**Written exercise**
Find every line in the records below that holds the word "expression", and copy each one.

**Given records**
┄┄┄┄┄┄
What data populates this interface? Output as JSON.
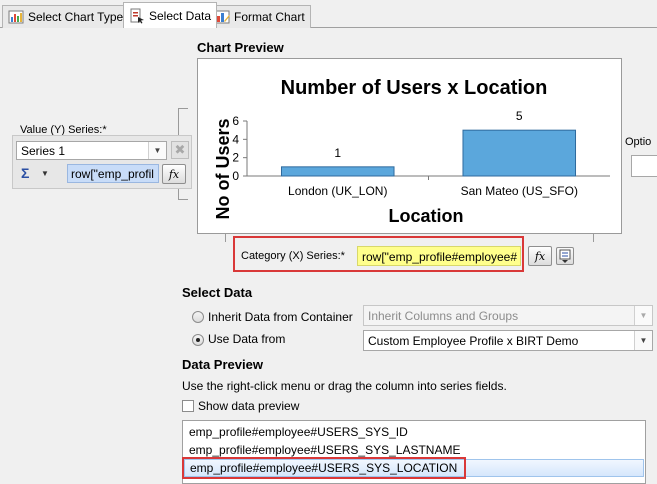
{
  "tabs": [
    {
      "label": "Select Chart Type",
      "icon": "chart-type-icon",
      "active": false
    },
    {
      "label": "Select Data",
      "icon": "select-data-icon",
      "active": true
    },
    {
      "label": "Format Chart",
      "icon": "format-chart-icon",
      "active": false
    }
  ],
  "chart_preview": {
    "title": "Chart Preview"
  },
  "chart_data": {
    "type": "bar",
    "title": "Number of Users x Location",
    "xlabel": "Location",
    "ylabel": "No of Users",
    "categories": [
      "London (UK_LON)",
      "San Mateo (US_SFO)"
    ],
    "values": [
      1,
      5
    ],
    "data_labels": [
      "1",
      "5"
    ],
    "yticks": [
      0,
      2,
      4,
      6
    ],
    "ylim": [
      0,
      6
    ],
    "bar_color": "#5ba7dc"
  },
  "value_series": {
    "label": "Value (Y) Series:*",
    "series_selected": "Series 1",
    "sigma": "Σ",
    "expression": "row[\"emp_profil",
    "fx": "fx"
  },
  "options_label": "Optio",
  "category_series": {
    "label": "Category (X) Series:*",
    "expression": "row[\"emp_profile#employee#",
    "fx": "fx"
  },
  "select_data": {
    "title": "Select Data",
    "inherit_label": "Inherit Data from Container",
    "inherit_value": "Inherit Columns and Groups",
    "use_label": "Use Data from",
    "use_value": "Custom Employee Profile x BIRT Demo"
  },
  "data_preview": {
    "title": "Data Preview",
    "hint": "Use the right-click menu or drag the column into series fields.",
    "show_label": "Show data preview",
    "columns": [
      "emp_profile#employee#USERS_SYS_ID",
      "emp_profile#employee#USERS_SYS_LASTNAME",
      "emp_profile#employee#USERS_SYS_LOCATION"
    ]
  },
  "colors": {
    "highlight_red": "#d93838",
    "expr_yellow": "#ffff8c",
    "expr_blue": "#c8dcf8"
  }
}
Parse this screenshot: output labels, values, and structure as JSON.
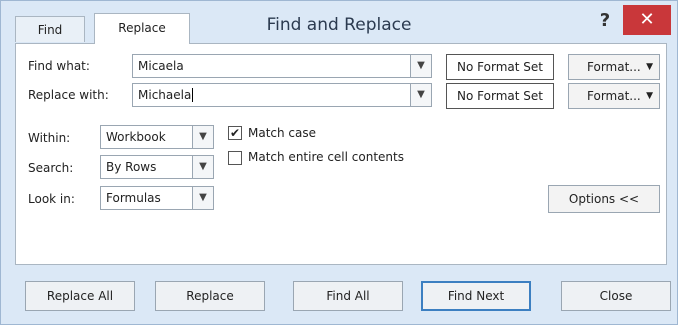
{
  "window": {
    "title": "Find and Replace",
    "help_label": "?",
    "close_label": "✕"
  },
  "tabs": [
    {
      "label": "Find",
      "selected": false
    },
    {
      "label": "Replace",
      "selected": true
    }
  ],
  "form": {
    "find_label": "Find what:",
    "find_value": "Micaela",
    "replace_label": "Replace with:",
    "replace_value": "Michaela",
    "format_status_1": "No Format Set",
    "format_status_2": "No Format Set",
    "format_button_1": "Format...",
    "format_button_2": "Format...",
    "within_label": "Within:",
    "within_value": "Workbook",
    "search_label": "Search:",
    "search_value": "By Rows",
    "lookin_label": "Look in:",
    "lookin_value": "Formulas",
    "match_case_label": "Match case",
    "match_case_checked": true,
    "match_entire_label": "Match entire cell contents",
    "match_entire_checked": false,
    "options_button": "Options <<"
  },
  "buttons": {
    "replace_all": "Replace All",
    "replace": "Replace",
    "find_all": "Find All",
    "find_next": "Find Next",
    "close": "Close"
  },
  "colors": {
    "window_bg": "#dbe8f6",
    "close_red": "#c9373a",
    "default_button_border": "#3c7fc1"
  },
  "icons": {
    "dropdown": "chevron-down-icon",
    "checkmark": "checkmark-icon"
  }
}
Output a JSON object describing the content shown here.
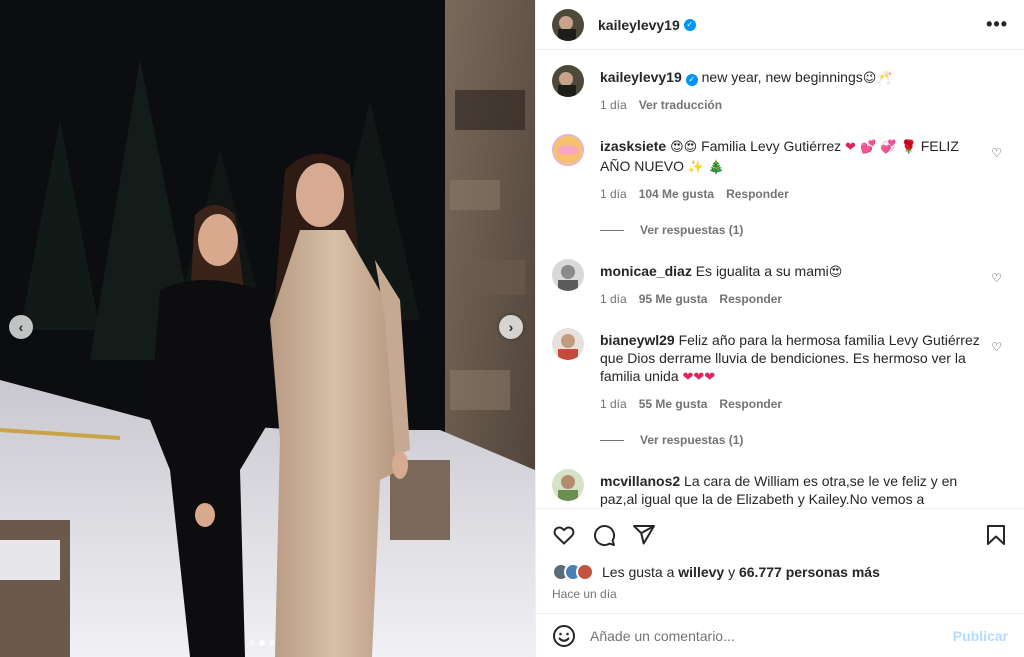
{
  "post": {
    "author": "kaileylevy19",
    "caption": "new year, new beginnings",
    "caption_emoji": "😉🥂",
    "caption_time": "1 día",
    "translate_label": "Ver traducción"
  },
  "carousel": {
    "slides": 3,
    "active": 2
  },
  "comments": [
    {
      "user": "izasksiete",
      "pre_emoji": "😍😍",
      "text": "Familia Levy Gutiérrez",
      "post_emoji": "❤ 💕 💞 🌹",
      "text2": "FELIZ AÑO NUEVO",
      "end_emoji": "✨ 🎄",
      "time": "1 día",
      "likes": "104 Me gusta",
      "reply": "Responder",
      "replies": "Ver respuestas (1)",
      "avatar_color": "#f5c26b"
    },
    {
      "user": "monicae_diaz",
      "text": "Es igualita a su mami",
      "end_emoji": "😍",
      "time": "1 día",
      "likes": "95 Me gusta",
      "reply": "Responder",
      "avatar_color": "#8a8a8a"
    },
    {
      "user": "bianeywl29",
      "text": "Feliz año para la hermosa familia Levy Gutiérrez que Dios derrame lluvia de bendiciones. Es hermoso ver la familia unida",
      "end_emoji": "❤❤❤",
      "time": "1 día",
      "likes": "55 Me gusta",
      "reply": "Responder",
      "replies": "Ver respuestas (1)",
      "avatar_color": "#c44a3c"
    },
    {
      "user": "mcvillanos2",
      "text": "La cara de William es otra,se le ve feliz y en paz,al igual que la de Elizabeth y Kailey.No vemos a Christopher pero también debe estar allá con sus padres,su hermanita y la familia de su novia y su novia.Gracias Kailey por estas lindas",
      "avatar_color": "#6b8f4e"
    }
  ],
  "likes": {
    "prefix": "Les gusta a",
    "user": "willevy",
    "connector": "y",
    "others": "66.777 personas más"
  },
  "posted_ago": "Hace un día",
  "comment_box": {
    "placeholder": "Añade un comentario...",
    "publish": "Publicar"
  },
  "colors": {
    "verified": "#0095f6",
    "publish_disabled": "#b3dbff",
    "muted": "#737373"
  }
}
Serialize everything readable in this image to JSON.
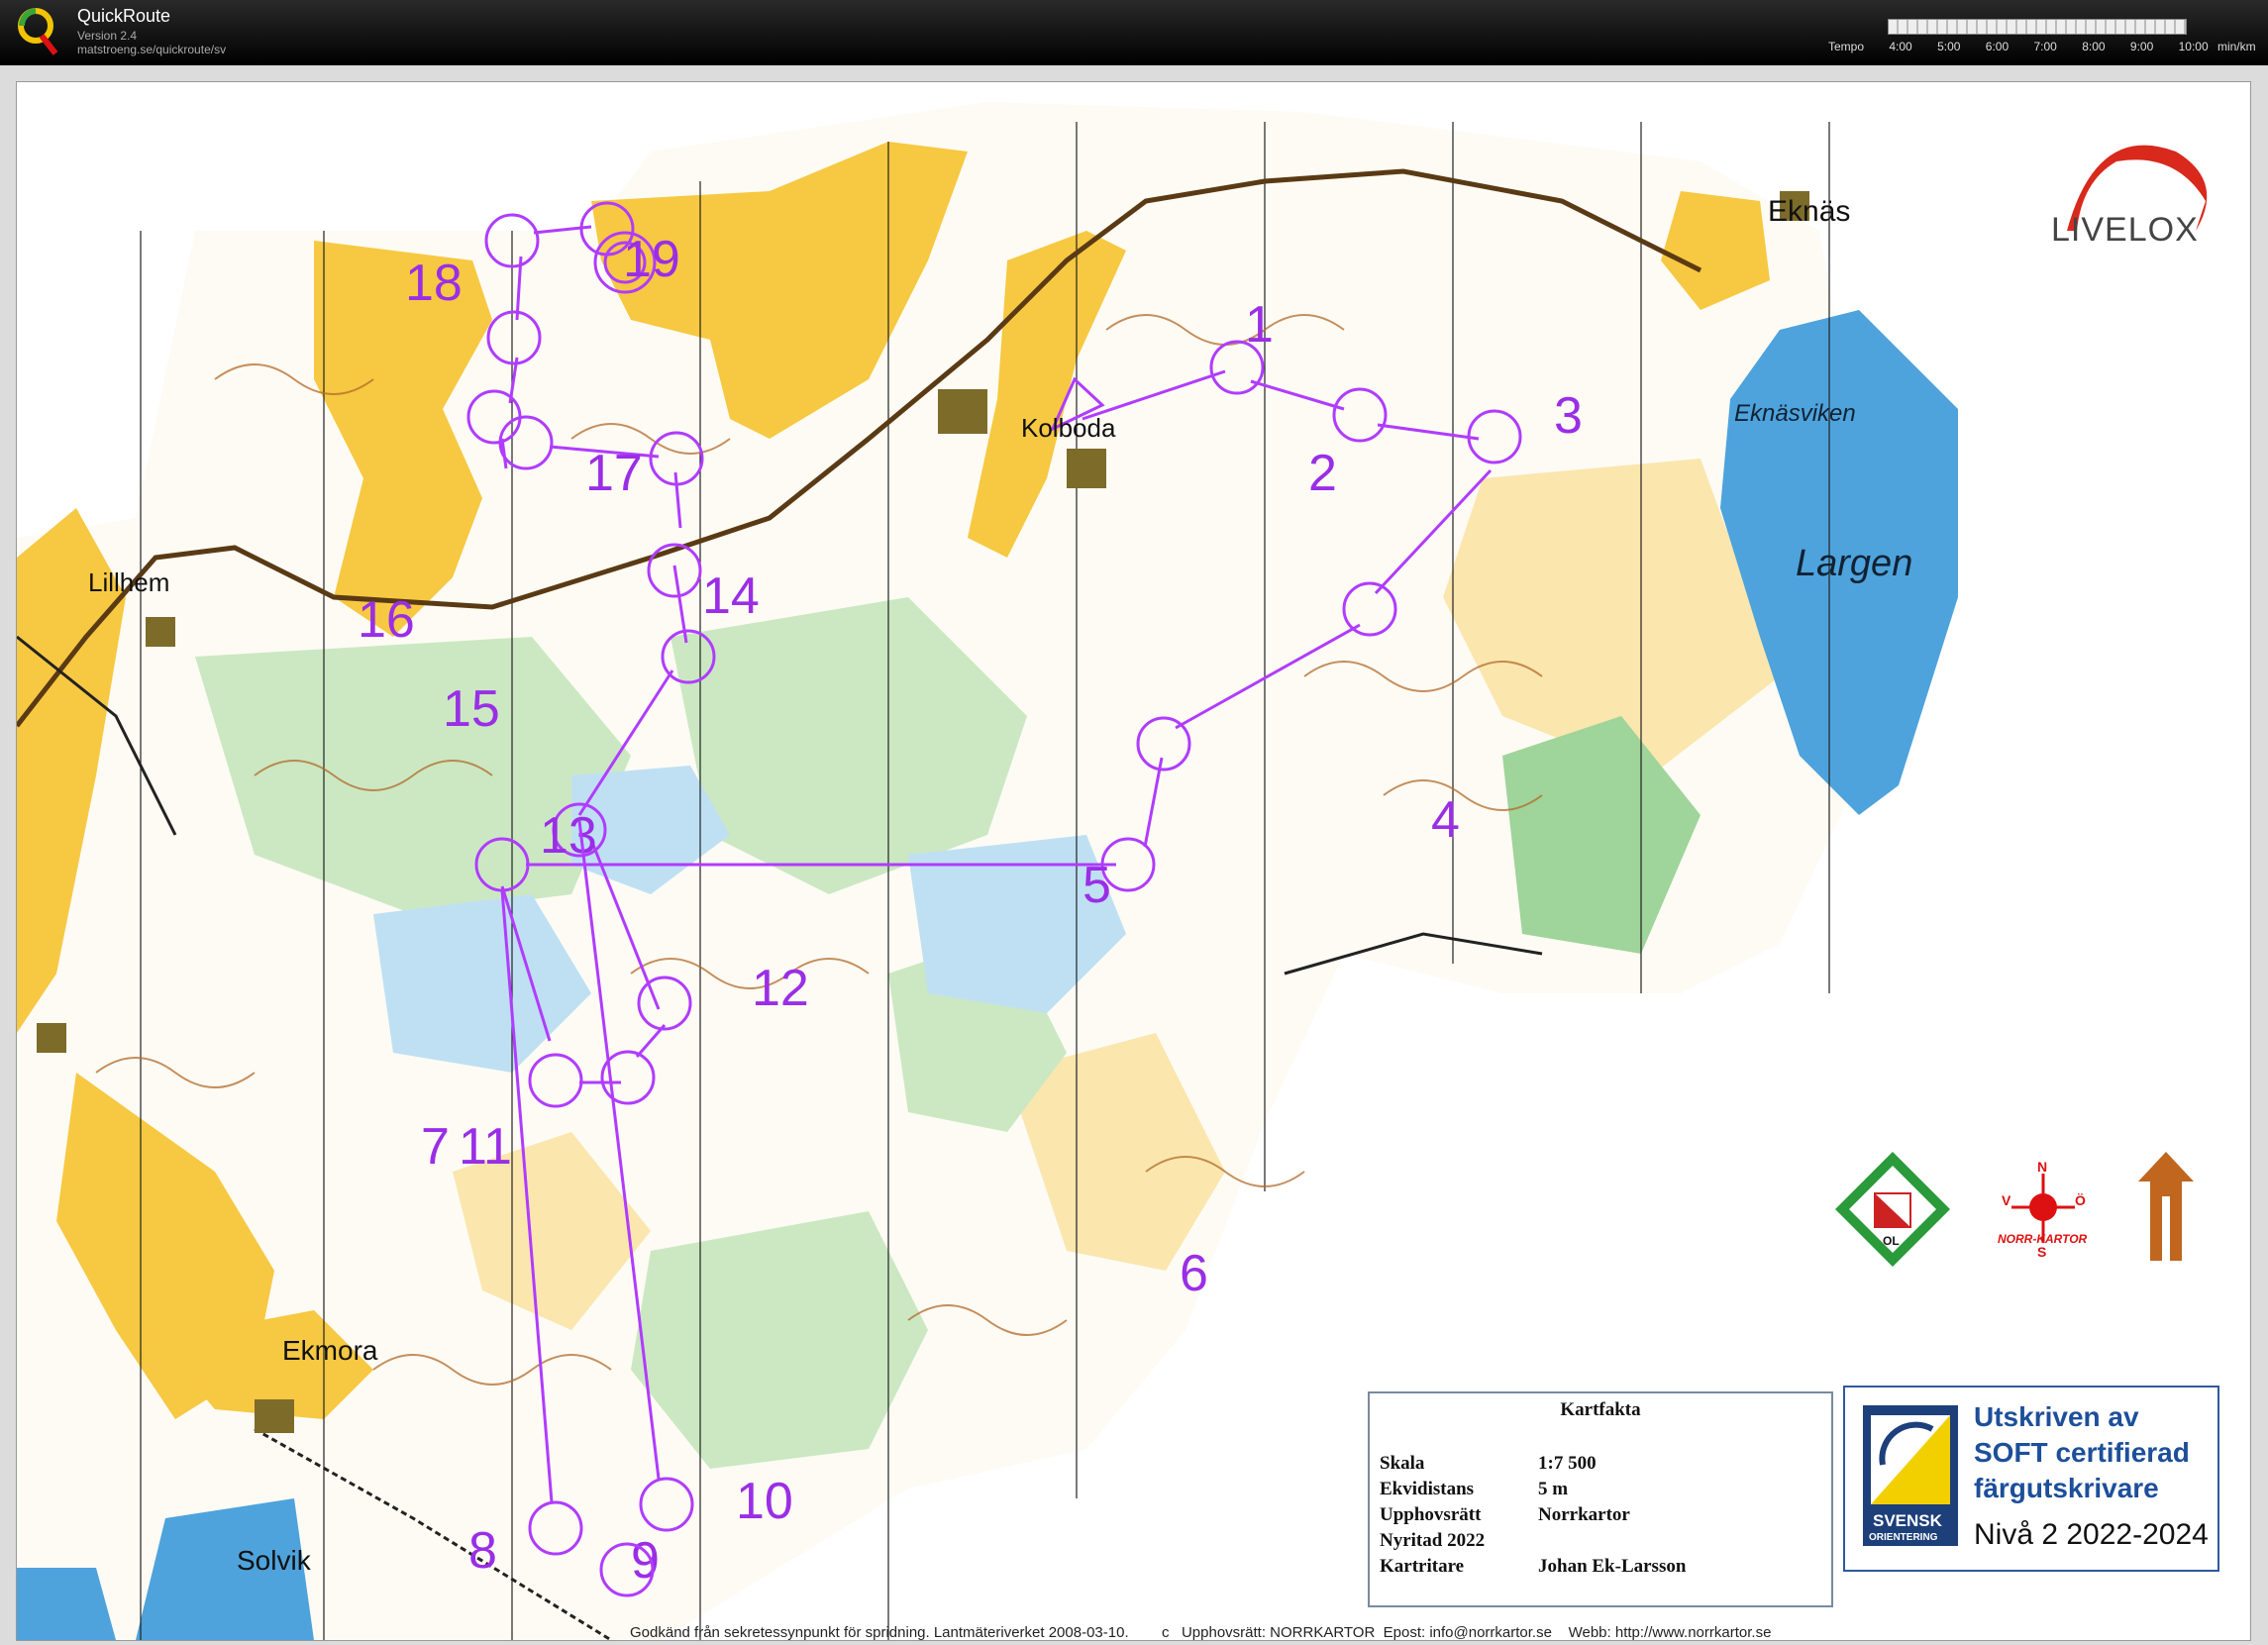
{
  "app": {
    "name": "QuickRoute",
    "version": "Version 2.4",
    "url": "matstroeng.se/quickroute/sv"
  },
  "tempo": {
    "label": "Tempo",
    "ticks": [
      "4:00",
      "5:00",
      "6:00",
      "7:00",
      "8:00",
      "9:00",
      "10:00"
    ],
    "unit": "min/km"
  },
  "map": {
    "livelox": "LIVELOX",
    "places": {
      "eknas": "Eknäs",
      "eknasviken": "Eknäsviken",
      "largen": "Largen",
      "kolboda": "Kolboda",
      "lillhem": "Lillhem",
      "ekmora": "Ekmora",
      "solvik": "Solvik"
    },
    "controls": [
      "1",
      "2",
      "3",
      "4",
      "5",
      "6",
      "7",
      "8",
      "9",
      "10",
      "11",
      "12",
      "13",
      "14",
      "15",
      "16",
      "17",
      "18",
      "19"
    ],
    "colors": {
      "course": "#b03cff",
      "water": "#4ea3dc",
      "open": "#f7c841",
      "forest": "#ffffff",
      "green": "#8fd08a",
      "contour": "#b2692a"
    }
  },
  "kartfakta": {
    "title": "Kartfakta",
    "rows": [
      {
        "key": "Skala",
        "value": "1:7 500"
      },
      {
        "key": "Ekvidistans",
        "value": "5 m"
      },
      {
        "key": "Upphovsrätt",
        "value": "Norrkartor"
      },
      {
        "key": "Nyritad 2022",
        "value": ""
      },
      {
        "key": "Kartritare",
        "value": "Johan Ek-Larsson"
      }
    ]
  },
  "soft": {
    "line1": "Utskriven av",
    "line2": "SOFT certifierad",
    "line3": "färgutskrivare",
    "line4": "Nivå 2 2022-2024",
    "logo_text1": "SVENSK",
    "logo_text2": "ORIENTERING"
  },
  "logos": {
    "vol": "OL",
    "norrkartor": "NORR-KARTOR"
  },
  "footer": "Godkänd från sekretessynpunkt för spridning. Lantmäteriverket 2008-03-10.        c   Upphovsrätt: NORRKARTOR  Epost: info@norrkartor.se    Webb: http://www.norrkartor.se"
}
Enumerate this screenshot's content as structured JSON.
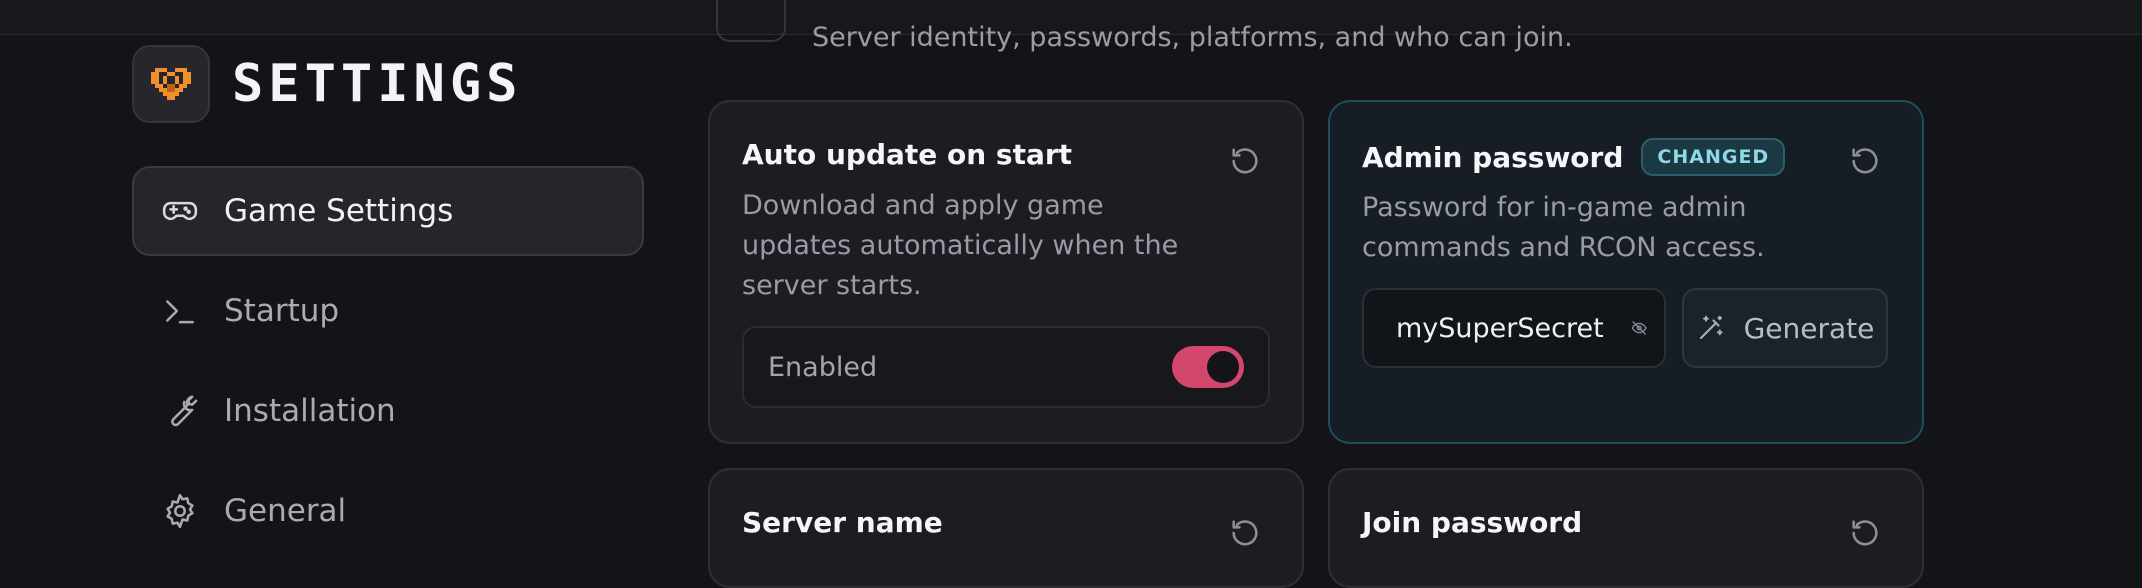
{
  "brand": {
    "title": "SETTINGS",
    "logo_icon": "heart-pixel-icon",
    "logo_color": "#f0902a"
  },
  "nav": {
    "items": [
      {
        "label": "Game Settings",
        "icon": "gamepad-icon",
        "active": true
      },
      {
        "label": "Startup",
        "icon": "terminal-prompt-icon",
        "active": false
      },
      {
        "label": "Installation",
        "icon": "wrench-icon",
        "active": false
      },
      {
        "label": "General",
        "icon": "gear-icon",
        "active": false
      }
    ]
  },
  "section": {
    "subtitle": "Server identity, passwords, platforms, and who can join."
  },
  "cards": {
    "auto_update": {
      "title": "Auto update on start",
      "description": "Download and apply game updates automatically when the server starts.",
      "toggle_label": "Enabled",
      "toggle_on": true
    },
    "admin_password": {
      "title": "Admin password",
      "badge": "CHANGED",
      "description": "Password for in-game admin commands and RCON access.",
      "value": "mySuperSecret",
      "generate_label": "Generate"
    },
    "server_name": {
      "title": "Server name"
    },
    "join_password": {
      "title": "Join password"
    }
  },
  "colors": {
    "accent_toggle": "#d2476b",
    "changed_border": "#1f4f5a",
    "badge_text": "#8fd9e6"
  }
}
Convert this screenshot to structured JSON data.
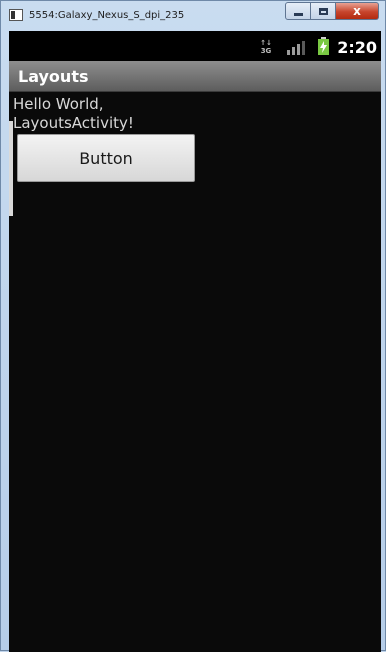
┄┄┄┄┄┄
**Full output**
    "expression": "row[\"emp_profil",
    "expression": "row[\"emp_profile#employee#",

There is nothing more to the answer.